### Data to use ###
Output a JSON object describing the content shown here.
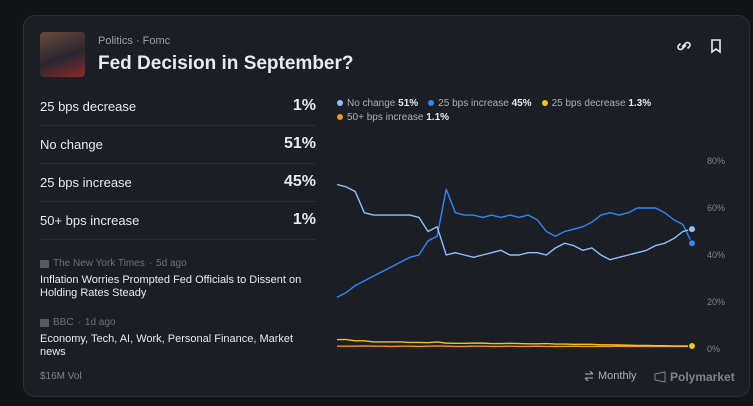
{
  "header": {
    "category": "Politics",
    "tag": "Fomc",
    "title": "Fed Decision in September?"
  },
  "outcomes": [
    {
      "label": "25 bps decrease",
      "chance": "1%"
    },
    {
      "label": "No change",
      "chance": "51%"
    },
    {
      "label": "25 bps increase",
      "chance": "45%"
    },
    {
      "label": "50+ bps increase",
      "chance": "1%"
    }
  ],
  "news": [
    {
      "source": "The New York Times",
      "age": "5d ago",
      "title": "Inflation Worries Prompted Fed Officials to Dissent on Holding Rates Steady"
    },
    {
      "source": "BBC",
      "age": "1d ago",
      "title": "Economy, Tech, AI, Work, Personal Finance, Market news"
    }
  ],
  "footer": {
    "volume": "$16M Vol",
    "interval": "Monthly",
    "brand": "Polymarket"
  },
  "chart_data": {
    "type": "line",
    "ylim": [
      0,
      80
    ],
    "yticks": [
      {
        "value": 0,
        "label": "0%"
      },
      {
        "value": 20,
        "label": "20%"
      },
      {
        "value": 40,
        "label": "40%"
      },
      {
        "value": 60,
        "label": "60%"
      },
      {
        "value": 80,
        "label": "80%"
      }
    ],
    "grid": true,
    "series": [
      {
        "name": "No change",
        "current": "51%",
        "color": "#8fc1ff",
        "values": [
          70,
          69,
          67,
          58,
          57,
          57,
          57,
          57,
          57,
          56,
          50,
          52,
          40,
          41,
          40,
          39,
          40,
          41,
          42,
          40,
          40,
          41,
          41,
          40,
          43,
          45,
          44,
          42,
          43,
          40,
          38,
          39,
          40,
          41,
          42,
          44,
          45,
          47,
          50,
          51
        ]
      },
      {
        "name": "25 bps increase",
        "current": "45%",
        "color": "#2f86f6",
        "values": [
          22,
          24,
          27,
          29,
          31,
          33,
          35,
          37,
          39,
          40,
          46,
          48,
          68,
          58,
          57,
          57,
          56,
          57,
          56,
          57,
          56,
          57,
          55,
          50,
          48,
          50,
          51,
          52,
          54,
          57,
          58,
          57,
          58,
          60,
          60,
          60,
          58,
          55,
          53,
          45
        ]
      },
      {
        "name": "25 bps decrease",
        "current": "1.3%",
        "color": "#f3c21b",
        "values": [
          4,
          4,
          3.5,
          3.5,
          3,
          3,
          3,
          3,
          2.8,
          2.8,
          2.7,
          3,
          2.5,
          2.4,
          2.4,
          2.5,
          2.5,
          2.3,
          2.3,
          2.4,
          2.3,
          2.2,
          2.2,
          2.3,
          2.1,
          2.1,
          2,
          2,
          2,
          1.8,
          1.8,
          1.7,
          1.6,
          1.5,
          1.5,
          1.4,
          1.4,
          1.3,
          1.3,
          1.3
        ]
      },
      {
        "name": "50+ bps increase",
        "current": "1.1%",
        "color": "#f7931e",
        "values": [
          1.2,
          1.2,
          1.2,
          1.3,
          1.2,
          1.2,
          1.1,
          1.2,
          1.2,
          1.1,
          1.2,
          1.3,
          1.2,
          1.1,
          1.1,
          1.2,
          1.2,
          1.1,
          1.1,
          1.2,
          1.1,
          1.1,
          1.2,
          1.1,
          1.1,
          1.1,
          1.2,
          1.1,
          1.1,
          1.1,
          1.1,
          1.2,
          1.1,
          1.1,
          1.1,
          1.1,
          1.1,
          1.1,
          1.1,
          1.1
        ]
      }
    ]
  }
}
###
### Data to use ###
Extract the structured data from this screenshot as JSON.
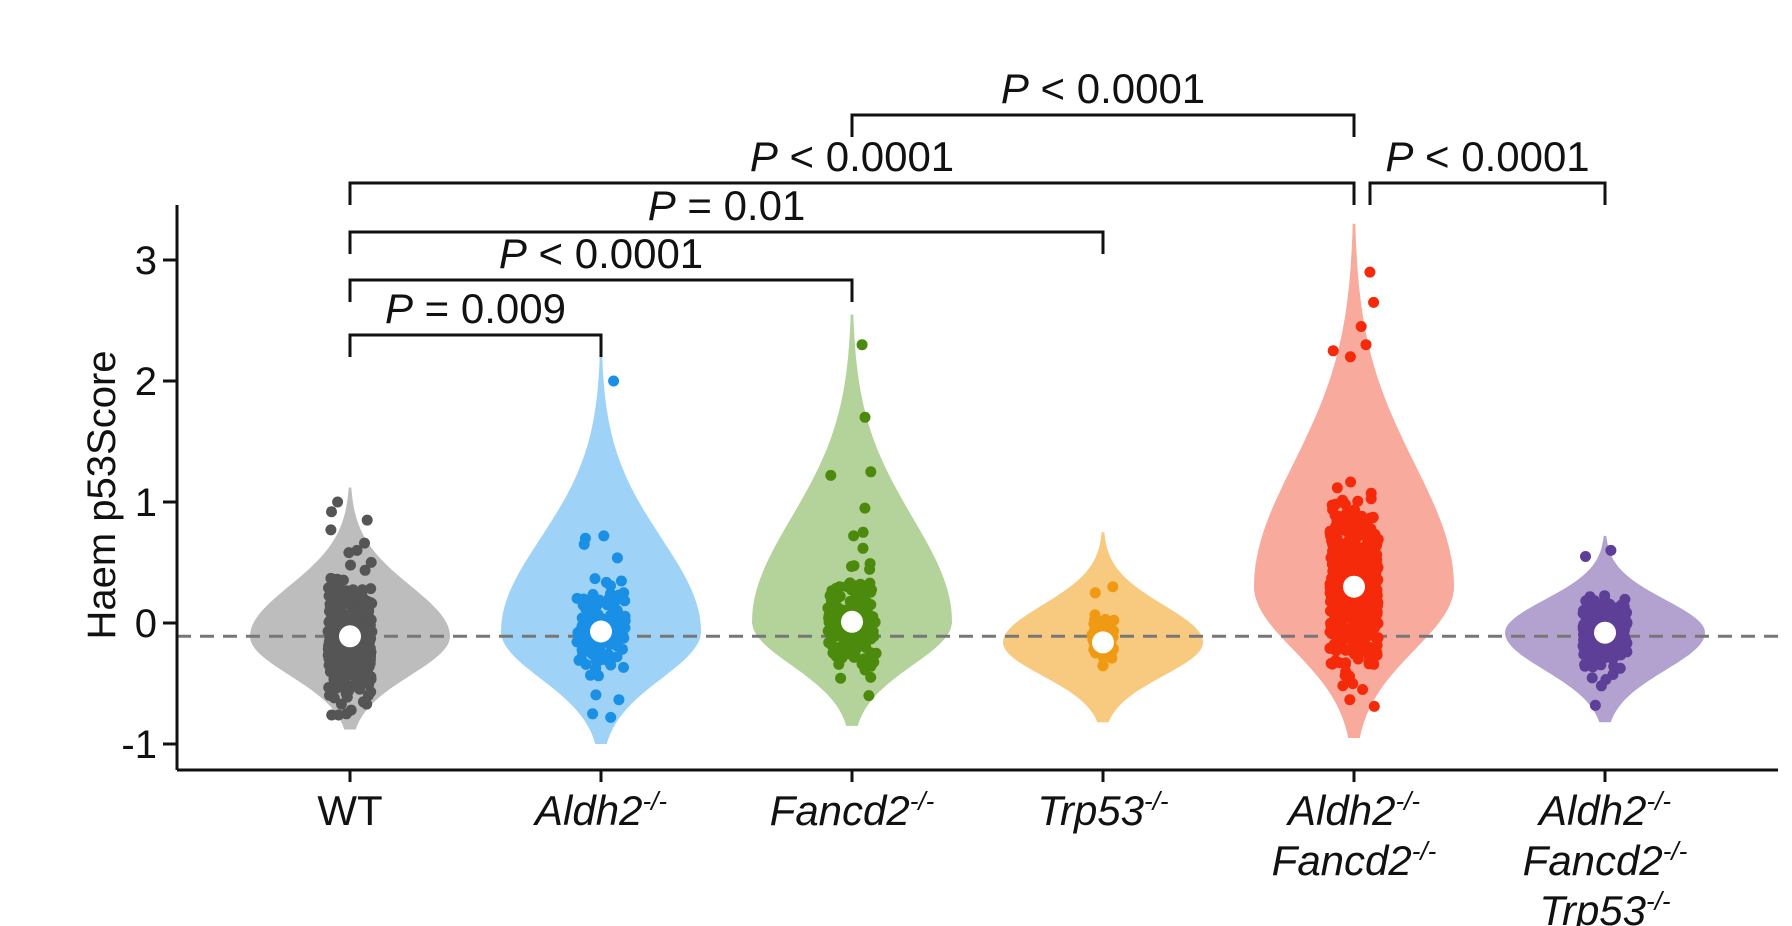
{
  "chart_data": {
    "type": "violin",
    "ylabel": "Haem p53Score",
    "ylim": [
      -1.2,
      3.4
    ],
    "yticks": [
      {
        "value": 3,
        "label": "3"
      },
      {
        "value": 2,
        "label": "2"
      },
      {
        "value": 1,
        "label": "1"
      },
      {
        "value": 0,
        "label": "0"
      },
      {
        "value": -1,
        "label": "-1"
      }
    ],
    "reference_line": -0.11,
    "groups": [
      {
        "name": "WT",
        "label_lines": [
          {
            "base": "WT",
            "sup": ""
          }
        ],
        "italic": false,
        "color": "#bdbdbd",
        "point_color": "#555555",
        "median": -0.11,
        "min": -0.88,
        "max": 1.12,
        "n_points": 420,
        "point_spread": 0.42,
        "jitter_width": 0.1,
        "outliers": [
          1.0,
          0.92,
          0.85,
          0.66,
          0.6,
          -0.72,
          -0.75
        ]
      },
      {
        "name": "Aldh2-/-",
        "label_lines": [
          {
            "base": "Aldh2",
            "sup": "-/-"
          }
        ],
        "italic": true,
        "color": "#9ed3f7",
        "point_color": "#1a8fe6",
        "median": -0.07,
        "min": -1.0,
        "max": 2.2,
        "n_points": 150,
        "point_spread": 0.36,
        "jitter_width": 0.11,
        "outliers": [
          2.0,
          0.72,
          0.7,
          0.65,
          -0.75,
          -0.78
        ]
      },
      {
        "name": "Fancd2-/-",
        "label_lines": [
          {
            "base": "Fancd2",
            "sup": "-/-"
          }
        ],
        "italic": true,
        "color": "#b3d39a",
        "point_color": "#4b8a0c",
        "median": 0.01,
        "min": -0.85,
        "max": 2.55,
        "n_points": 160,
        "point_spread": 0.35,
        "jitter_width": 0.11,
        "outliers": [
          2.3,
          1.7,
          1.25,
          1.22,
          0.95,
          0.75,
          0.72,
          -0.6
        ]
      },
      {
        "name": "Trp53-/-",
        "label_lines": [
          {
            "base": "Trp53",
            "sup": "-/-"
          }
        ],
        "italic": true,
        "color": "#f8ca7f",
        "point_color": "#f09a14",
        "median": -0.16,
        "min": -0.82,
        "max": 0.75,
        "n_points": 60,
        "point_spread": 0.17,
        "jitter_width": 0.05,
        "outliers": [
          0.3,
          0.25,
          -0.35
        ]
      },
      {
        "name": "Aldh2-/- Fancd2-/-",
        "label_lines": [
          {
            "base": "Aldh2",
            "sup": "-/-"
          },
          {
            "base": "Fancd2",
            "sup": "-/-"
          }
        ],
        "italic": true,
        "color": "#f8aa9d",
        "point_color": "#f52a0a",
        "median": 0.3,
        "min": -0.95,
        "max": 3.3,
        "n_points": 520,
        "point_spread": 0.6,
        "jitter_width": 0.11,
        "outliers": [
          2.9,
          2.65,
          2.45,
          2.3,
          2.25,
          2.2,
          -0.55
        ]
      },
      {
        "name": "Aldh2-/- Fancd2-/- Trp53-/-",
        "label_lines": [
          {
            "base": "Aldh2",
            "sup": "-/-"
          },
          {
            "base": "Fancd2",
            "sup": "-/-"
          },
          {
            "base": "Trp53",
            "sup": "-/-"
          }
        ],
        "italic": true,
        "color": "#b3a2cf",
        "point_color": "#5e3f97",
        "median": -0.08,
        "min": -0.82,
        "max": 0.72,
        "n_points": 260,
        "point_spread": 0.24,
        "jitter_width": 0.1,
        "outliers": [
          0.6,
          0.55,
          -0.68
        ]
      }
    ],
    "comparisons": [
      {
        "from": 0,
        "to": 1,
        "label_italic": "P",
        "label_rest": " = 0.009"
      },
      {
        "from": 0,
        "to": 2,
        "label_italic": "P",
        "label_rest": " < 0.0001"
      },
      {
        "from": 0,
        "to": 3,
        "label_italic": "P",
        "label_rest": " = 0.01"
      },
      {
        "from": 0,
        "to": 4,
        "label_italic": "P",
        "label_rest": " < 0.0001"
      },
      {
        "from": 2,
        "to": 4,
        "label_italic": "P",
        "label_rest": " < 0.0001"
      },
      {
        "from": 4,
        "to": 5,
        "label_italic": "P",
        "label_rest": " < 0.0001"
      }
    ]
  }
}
###
### Data to use ###
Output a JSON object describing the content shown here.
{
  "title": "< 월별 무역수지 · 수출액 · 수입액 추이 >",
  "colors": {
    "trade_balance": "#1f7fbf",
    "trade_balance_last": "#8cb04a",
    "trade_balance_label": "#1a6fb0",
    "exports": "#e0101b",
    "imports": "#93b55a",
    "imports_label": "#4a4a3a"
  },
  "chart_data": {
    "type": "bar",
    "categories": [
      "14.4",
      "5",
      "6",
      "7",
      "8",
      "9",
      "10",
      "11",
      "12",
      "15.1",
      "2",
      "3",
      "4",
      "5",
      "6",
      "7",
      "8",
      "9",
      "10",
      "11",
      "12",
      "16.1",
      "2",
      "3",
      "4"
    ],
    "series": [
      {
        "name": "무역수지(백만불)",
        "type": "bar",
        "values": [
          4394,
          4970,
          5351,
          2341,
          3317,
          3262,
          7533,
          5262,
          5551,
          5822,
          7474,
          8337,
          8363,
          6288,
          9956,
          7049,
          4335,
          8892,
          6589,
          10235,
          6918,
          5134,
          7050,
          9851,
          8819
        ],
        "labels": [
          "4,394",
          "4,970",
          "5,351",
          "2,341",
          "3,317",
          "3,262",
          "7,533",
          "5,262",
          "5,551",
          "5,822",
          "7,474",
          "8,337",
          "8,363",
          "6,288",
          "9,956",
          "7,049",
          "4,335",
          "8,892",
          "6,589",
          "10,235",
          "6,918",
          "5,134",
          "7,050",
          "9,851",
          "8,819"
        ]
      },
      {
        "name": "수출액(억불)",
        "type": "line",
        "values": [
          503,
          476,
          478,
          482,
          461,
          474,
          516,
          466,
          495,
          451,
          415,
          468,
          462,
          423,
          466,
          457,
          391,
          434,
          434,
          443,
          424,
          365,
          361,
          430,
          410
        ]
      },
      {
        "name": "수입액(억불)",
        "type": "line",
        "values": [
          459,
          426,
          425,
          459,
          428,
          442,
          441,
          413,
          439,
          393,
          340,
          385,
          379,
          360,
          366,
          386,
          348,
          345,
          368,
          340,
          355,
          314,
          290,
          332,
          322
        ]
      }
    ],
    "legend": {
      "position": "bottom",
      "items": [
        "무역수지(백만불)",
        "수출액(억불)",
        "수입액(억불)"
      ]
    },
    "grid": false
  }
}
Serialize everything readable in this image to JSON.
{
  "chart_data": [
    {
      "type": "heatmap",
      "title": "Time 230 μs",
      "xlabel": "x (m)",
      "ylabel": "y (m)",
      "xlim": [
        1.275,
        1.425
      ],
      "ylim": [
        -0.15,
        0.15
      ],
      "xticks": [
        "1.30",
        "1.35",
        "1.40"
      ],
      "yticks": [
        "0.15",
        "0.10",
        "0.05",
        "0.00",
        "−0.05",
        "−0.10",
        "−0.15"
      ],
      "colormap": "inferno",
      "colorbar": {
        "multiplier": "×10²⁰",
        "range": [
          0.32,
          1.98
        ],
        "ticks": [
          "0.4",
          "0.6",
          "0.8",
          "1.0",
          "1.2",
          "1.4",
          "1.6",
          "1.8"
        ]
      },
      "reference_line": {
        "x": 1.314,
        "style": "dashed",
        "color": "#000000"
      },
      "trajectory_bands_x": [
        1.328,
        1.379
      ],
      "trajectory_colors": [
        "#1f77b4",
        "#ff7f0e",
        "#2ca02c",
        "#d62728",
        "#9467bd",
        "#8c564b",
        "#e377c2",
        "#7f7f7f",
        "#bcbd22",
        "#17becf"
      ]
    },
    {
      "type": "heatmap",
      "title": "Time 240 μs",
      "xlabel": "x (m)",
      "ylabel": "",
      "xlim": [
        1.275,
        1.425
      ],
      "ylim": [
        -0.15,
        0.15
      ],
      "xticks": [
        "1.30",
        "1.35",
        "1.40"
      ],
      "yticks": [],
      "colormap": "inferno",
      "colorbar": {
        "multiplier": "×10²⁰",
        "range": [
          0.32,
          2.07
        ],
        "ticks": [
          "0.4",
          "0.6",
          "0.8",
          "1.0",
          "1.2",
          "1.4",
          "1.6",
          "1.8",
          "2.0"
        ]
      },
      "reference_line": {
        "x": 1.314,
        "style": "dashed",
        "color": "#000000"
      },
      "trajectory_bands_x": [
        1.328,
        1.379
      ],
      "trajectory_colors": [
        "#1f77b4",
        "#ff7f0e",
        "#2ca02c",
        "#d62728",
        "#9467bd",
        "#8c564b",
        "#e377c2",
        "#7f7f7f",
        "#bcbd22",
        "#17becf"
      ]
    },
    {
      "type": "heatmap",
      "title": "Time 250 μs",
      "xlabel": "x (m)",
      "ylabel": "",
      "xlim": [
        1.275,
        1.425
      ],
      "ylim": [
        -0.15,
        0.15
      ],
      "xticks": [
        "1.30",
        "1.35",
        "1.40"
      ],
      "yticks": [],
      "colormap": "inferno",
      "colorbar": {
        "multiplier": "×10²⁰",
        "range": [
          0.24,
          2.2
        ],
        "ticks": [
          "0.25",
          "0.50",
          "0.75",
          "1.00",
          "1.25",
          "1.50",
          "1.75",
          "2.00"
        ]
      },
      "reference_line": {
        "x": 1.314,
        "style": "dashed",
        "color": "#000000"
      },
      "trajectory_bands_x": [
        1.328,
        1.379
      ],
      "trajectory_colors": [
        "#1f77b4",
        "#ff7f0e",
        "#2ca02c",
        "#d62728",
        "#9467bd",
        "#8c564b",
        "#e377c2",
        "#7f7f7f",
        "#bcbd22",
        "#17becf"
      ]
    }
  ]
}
###
Task objective: Filter the records, keeping only lines that contain "this", and show those lines.

The response:
Extract the structured data from this screenshot as JSON.
Serialize everything readable in this image to JSON.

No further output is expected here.